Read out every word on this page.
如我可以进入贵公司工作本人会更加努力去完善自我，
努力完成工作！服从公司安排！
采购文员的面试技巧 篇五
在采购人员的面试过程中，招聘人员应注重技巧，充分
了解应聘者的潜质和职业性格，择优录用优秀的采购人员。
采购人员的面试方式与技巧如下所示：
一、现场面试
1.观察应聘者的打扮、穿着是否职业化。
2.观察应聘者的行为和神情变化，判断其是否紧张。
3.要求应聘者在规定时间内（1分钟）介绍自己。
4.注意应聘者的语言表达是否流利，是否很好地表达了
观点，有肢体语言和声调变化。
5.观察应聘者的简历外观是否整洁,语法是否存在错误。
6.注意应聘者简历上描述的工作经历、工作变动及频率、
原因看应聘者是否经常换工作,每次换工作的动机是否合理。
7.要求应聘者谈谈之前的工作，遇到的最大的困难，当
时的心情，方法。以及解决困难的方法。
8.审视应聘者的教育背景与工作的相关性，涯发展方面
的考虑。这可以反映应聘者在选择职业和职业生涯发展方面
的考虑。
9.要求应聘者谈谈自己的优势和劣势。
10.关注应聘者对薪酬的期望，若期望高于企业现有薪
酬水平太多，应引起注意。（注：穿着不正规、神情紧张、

• _TASK OBJECTIVE_: Reproduce the entire listing word for word.

• _RESPONSE_:
Read out every word on this page.
如我可以进入贵公司工作本人会更加努力去完善自我，
努力完成工作！服从公司安排！
采购文员的面试技巧 篇五
在采购人员的面试过程中，招聘人员应注重技巧，充分
了解应聘者的潜质和职业性格，择优录用优秀的采购人员。
采购人员的面试方式与技巧如下所示：
一、现场面试
1.观察应聘者的打扮、穿着是否职业化。
2.观察应聘者的行为和神情变化，判断其是否紧张。
3.要求应聘者在规定时间内（1分钟）介绍自己。
4.注意应聘者的语言表达是否流利，是否很好地表达了
观点，有肢体语言和声调变化。
5.观察应聘者的简历外观是否整洁,语法是否存在错误。
6.注意应聘者简历上描述的工作经历、工作变动及频率、
原因看应聘者是否经常换工作,每次换工作的动机是否合理。
7.要求应聘者谈谈之前的工作，遇到的最大的困难，当
时的心情，方法。以及解决困难的方法。
8.审视应聘者的教育背景与工作的相关性，涯发展方面
的考虑。这可以反映应聘者在选择职业和职业生涯发展方面
的考虑。
9.要求应聘者谈谈自己的优势和劣势。
10.关注应聘者对薪酬的期望，若期望高于企业现有薪
酬水平太多，应引起注意。（注：穿着不正规、神情紧张、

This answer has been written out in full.